* [TASK GOAL]
From the entries that follow, pick out all lines holding "with".

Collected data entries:
+===+

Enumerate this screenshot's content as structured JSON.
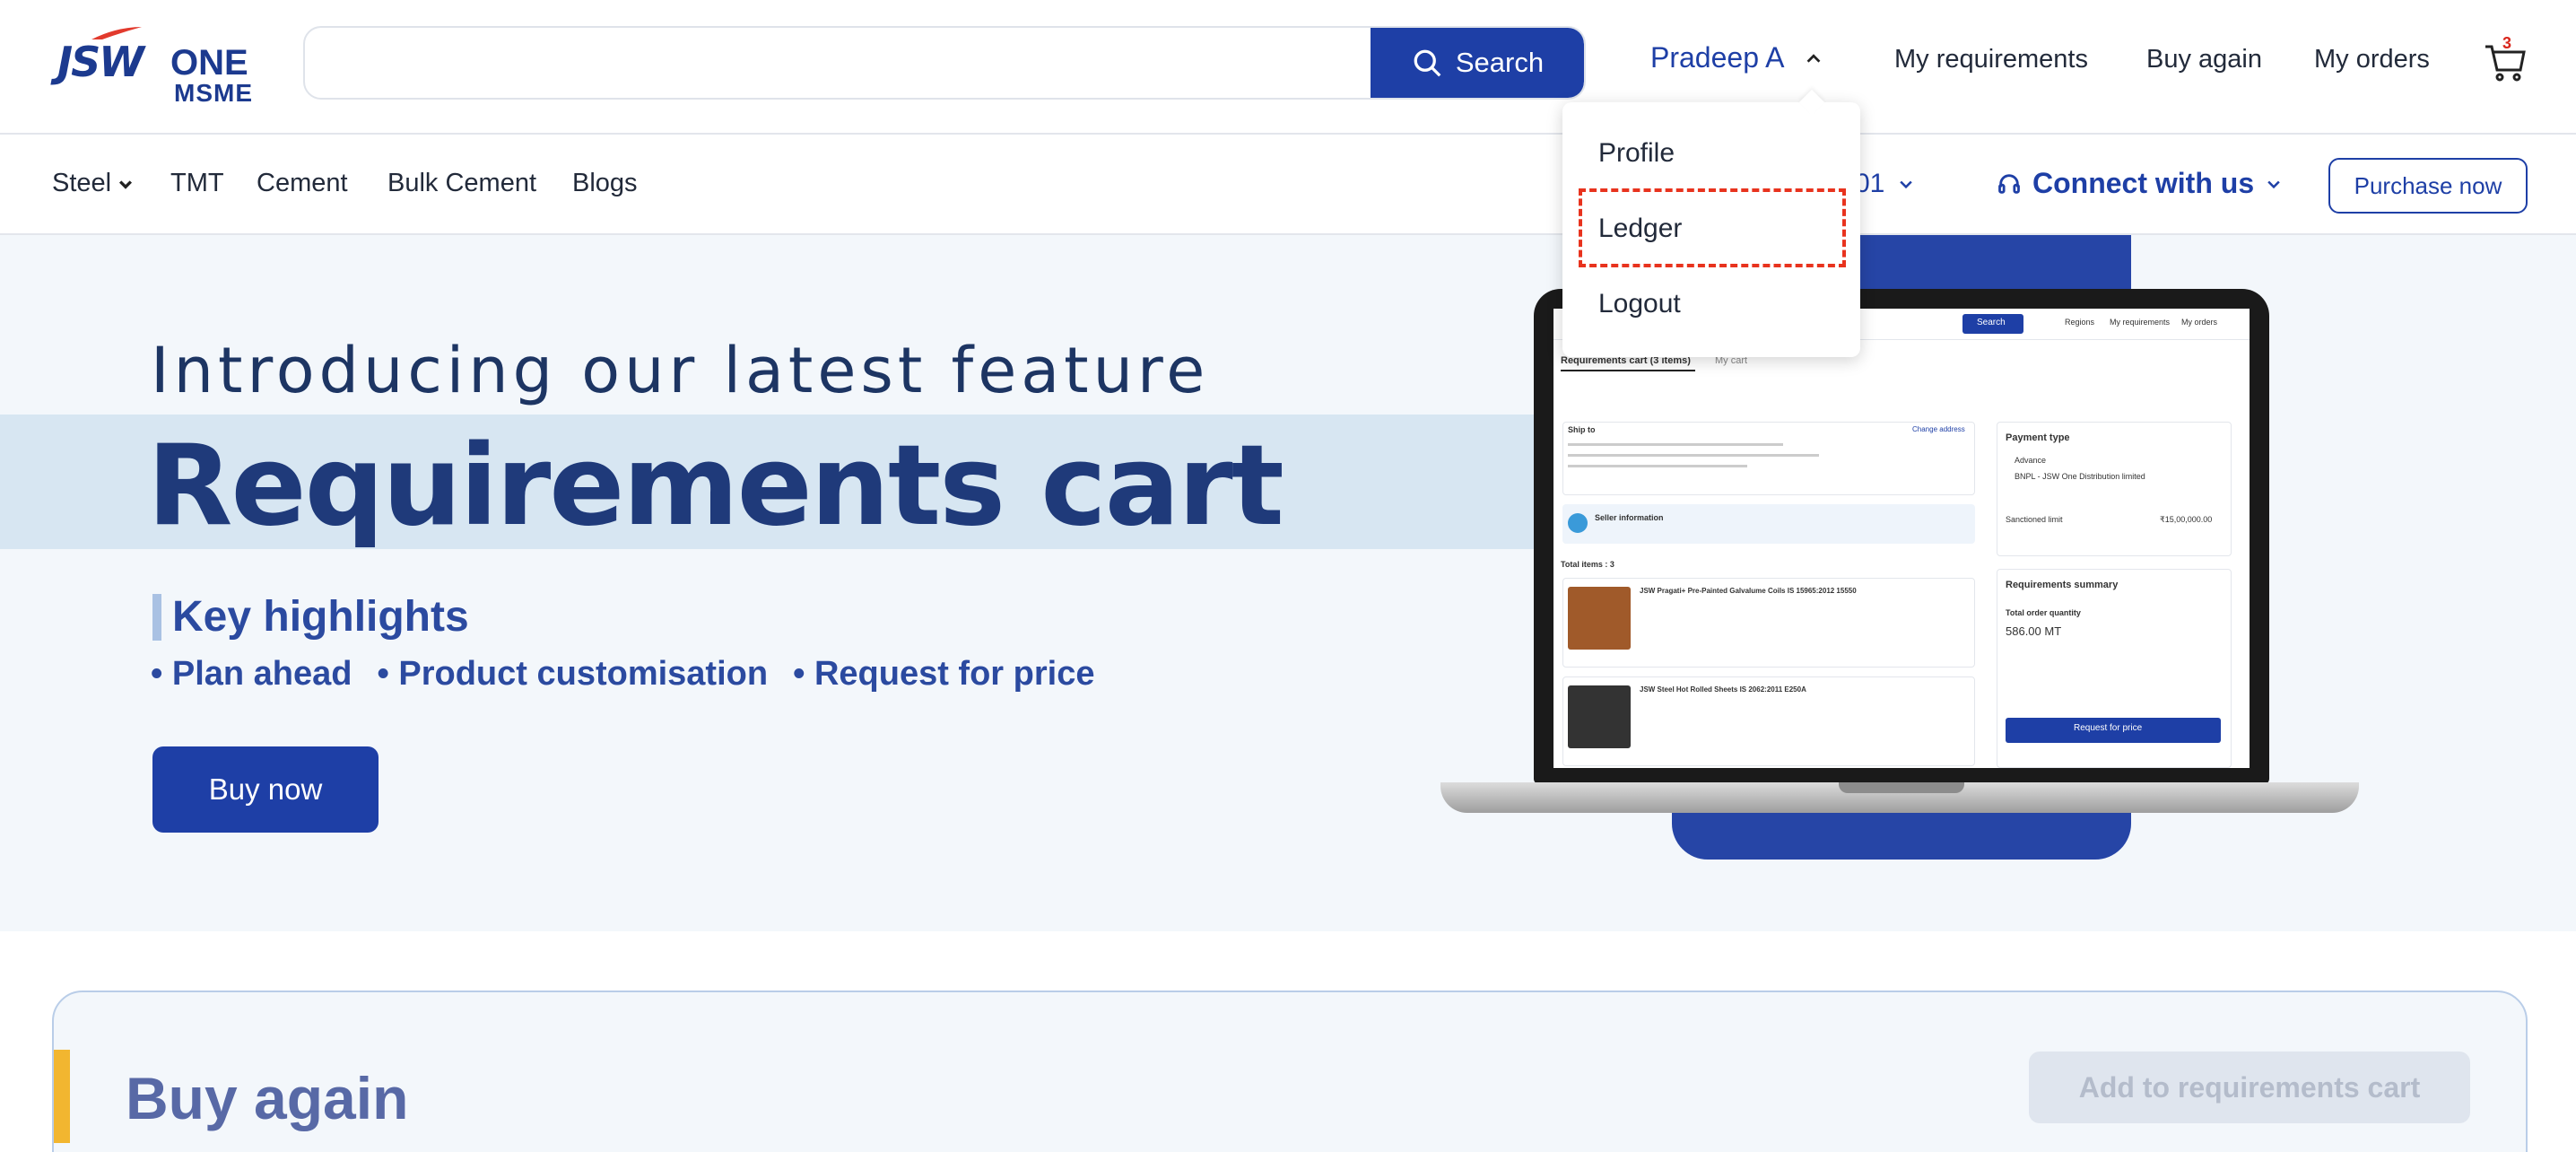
{
  "brand": {
    "logo_main": "JSW",
    "logo_one": "ONE",
    "logo_sub": "MSME"
  },
  "search": {
    "placeholder": "",
    "button_label": "Search"
  },
  "header": {
    "user_name": "Pradeep A",
    "links": [
      "My requirements",
      "Buy again",
      "My orders"
    ],
    "cart_count": "3"
  },
  "user_dropdown": {
    "items": [
      "Profile",
      "Ledger",
      "Logout"
    ],
    "highlighted": "Ledger"
  },
  "categories": [
    "Steel",
    "TMT",
    "Cement",
    "Bulk Cement",
    "Blogs"
  ],
  "location_fragment": "01",
  "connect_label": "Connect with us",
  "purchase_label": "Purchase now",
  "hero": {
    "intro": "Introducing our latest feature",
    "title": "Requirements cart",
    "highlights_title": "Key highlights",
    "highlights": [
      "• Plan ahead",
      "• Product customisation",
      "• Request for price"
    ],
    "cta": "Buy now"
  },
  "mockup": {
    "tab_active": "Requirements cart (3 items)",
    "tab_other": "My cart",
    "ship_to": "Ship to",
    "change_address": "Change address",
    "seller_info": "Seller information",
    "total_items": "Total items : 3",
    "item1": "JSW Pragati+ Pre-Painted Galvalume Coils IS 15965:2012 15550",
    "item2": "JSW Steel Hot Rolled Sheets IS 2062:2011 E250A",
    "payment_title": "Payment type",
    "payment_opt1": "Advance",
    "payment_opt2": "BNPL - JSW One Distribution limited",
    "sanctioned": "Sanctioned limit",
    "sanctioned_value": "₹15,00,000.00",
    "summary_title": "Requirements summary",
    "total_qty_label": "Total order quantity",
    "total_qty_value": "586.00 MT",
    "request_btn": "Request for price",
    "search_btn": "Search",
    "nav_regions": "Regions",
    "nav_reqs": "My requirements",
    "nav_orders": "My orders"
  },
  "buy_again": {
    "title": "Buy again",
    "button": "Add to requirements cart"
  },
  "colors": {
    "primary": "#1e3fa6",
    "accent_red": "#e8331e",
    "accent_yellow": "#f2b630",
    "hero_bg": "#f3f7fb"
  }
}
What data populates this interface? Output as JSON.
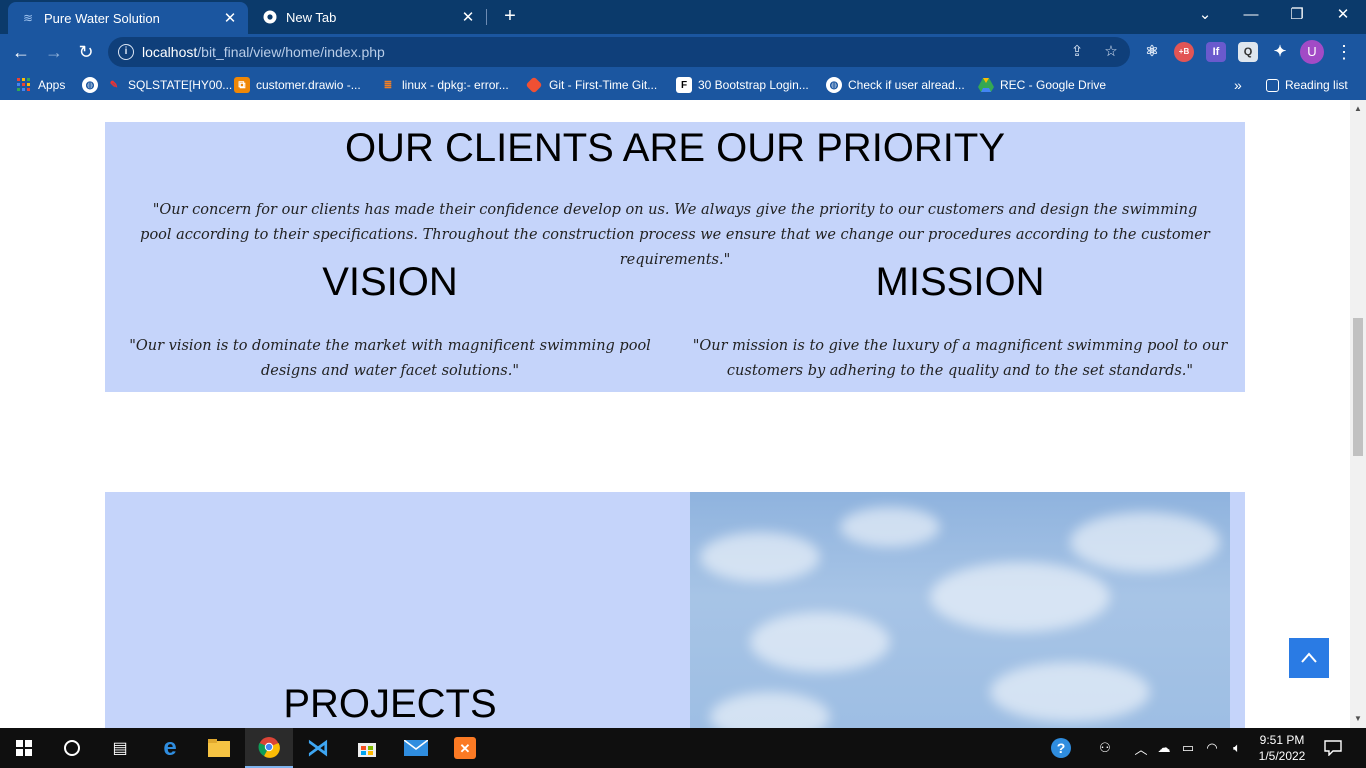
{
  "browser": {
    "tabs": [
      {
        "title": "Pure Water Solution",
        "active": true
      },
      {
        "title": "New Tab",
        "active": false
      }
    ],
    "url_host": "localhost",
    "url_path": "/bit_final/view/home/index.php",
    "bookmarks": [
      {
        "label": "Apps",
        "icon": "apps-grid-icon"
      },
      {
        "label": "",
        "icon": "globe-icon"
      },
      {
        "label": "SQLSTATE[HY00...",
        "icon": "pencil-icon"
      },
      {
        "label": "customer.drawio -...",
        "icon": "drawio-icon"
      },
      {
        "label": "linux - dpkg:- error...",
        "icon": "stackoverflow-icon"
      },
      {
        "label": "Git - First-Time Git...",
        "icon": "git-icon"
      },
      {
        "label": "30 Bootstrap Login...",
        "icon": "f-icon"
      },
      {
        "label": "Check if user alread...",
        "icon": "globe-icon"
      },
      {
        "label": "REC - Google Drive",
        "icon": "google-drive-icon"
      }
    ],
    "reading_list": "Reading list",
    "avatar_letter": "U"
  },
  "page": {
    "priority_heading": "OUR CLIENTS ARE OUR PRIORITY",
    "priority_quote": "\"Our concern for our clients has made their confidence develop on us. We always give the priority to our customers and design the swimming pool according to their specifications. Throughout the construction process we ensure that we change our procedures according to the customer requirements.\"",
    "vision_heading": "VISION",
    "vision_text": "\"Our vision is to dominate the market with magnificent swimming pool designs and water facet solutions.\"",
    "mission_heading": "MISSION",
    "mission_text": "\"Our mission is to give the luxury of a magnificent swimming pool to our customers by adhering to the quality and to the set standards.\"",
    "projects_heading": "PROJECTS"
  },
  "taskbar": {
    "time": "9:51 PM",
    "date": "1/5/2022"
  },
  "colors": {
    "section_bg": "#c5d4fa",
    "chrome_bg": "#1b56a0",
    "scroll_top_button": "#2a7be4"
  }
}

+===+

* [WRITTEN RESPONSE]
  "connect_label": "Connect with us",
    "vision_text": "\"Our vision is to dominate the market with magnificent swimming pool designs and water facet solutions.\"",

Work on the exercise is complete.